Written exercise: Gather every line of the entries that includes the word "อาจกระทำได".

___ Records for the exercise

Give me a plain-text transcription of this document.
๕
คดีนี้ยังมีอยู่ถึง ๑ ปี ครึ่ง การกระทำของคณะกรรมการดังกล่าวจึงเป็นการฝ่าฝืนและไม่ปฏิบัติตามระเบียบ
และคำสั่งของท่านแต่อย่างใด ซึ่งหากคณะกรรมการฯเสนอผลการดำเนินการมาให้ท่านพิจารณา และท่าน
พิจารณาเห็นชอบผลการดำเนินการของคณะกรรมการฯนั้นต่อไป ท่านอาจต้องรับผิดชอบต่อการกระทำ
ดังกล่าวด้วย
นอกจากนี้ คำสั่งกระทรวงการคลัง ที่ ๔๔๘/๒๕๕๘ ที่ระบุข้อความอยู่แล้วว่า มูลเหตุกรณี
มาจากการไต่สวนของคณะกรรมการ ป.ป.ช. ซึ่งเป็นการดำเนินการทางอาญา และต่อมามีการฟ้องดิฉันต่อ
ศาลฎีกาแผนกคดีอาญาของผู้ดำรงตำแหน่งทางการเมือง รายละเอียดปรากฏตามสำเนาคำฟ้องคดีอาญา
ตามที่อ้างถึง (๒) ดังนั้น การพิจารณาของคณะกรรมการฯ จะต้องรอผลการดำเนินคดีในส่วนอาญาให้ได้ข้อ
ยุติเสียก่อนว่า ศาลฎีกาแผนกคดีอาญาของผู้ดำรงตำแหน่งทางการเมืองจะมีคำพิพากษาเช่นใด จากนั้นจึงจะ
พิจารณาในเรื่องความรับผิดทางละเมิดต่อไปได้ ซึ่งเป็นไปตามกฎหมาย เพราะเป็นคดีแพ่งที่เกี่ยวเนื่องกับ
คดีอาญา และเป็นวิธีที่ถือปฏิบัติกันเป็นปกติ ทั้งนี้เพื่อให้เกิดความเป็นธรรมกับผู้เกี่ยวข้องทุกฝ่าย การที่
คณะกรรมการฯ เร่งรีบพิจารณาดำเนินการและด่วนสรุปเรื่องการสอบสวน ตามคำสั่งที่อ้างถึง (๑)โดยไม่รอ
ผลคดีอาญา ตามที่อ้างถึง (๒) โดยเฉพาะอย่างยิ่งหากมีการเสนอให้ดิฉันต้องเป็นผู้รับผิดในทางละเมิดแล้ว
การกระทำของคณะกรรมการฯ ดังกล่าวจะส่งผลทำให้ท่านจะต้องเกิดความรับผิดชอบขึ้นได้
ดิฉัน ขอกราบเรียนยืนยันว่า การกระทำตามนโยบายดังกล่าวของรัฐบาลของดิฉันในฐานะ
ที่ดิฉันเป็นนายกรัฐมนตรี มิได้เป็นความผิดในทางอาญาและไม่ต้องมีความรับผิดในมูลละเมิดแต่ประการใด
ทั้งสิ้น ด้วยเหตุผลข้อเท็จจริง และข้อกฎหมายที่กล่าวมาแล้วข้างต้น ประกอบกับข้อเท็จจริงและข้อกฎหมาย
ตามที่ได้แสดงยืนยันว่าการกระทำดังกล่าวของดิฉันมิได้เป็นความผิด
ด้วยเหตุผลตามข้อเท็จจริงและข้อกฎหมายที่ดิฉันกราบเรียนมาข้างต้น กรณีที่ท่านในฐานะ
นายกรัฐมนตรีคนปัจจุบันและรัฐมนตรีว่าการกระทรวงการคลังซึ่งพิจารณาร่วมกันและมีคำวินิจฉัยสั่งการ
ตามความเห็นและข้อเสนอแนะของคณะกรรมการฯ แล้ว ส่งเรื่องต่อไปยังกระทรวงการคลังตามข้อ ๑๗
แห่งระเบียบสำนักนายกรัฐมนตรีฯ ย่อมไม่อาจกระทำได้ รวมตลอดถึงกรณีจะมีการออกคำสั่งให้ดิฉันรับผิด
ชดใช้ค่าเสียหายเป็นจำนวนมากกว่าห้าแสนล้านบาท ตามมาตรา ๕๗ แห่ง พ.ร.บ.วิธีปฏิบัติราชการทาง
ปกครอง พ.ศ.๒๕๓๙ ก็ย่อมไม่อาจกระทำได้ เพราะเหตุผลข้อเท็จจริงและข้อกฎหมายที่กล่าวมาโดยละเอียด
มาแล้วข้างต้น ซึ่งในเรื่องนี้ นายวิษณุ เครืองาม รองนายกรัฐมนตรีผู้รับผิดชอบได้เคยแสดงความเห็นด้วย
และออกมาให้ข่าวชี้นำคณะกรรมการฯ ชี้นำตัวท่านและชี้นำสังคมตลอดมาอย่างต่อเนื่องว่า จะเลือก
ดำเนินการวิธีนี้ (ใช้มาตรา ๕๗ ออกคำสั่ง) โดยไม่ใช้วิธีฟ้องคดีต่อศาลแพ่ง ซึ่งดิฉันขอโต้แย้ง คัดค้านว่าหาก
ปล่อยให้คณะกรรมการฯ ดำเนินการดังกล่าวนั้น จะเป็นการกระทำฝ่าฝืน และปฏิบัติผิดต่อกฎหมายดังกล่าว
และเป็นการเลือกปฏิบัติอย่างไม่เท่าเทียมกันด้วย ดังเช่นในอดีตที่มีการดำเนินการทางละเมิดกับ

______

Reply to the exercise:
แห่งระเบียบสำนักนายกรัฐมนตรีฯ ย่อมไม่อาจกระทำได้ รวมตลอดถึงกรณีจะมีการออกคำสั่งให้ดิฉันรับผิด
ปกครอง พ.ศ.๒๕๓๙ ก็ย่อมไม่อาจกระทำได้ เพราะเหตุผลข้อเท็จจริงและข้อกฎหมายที่กล่าวมาโดยละเอียด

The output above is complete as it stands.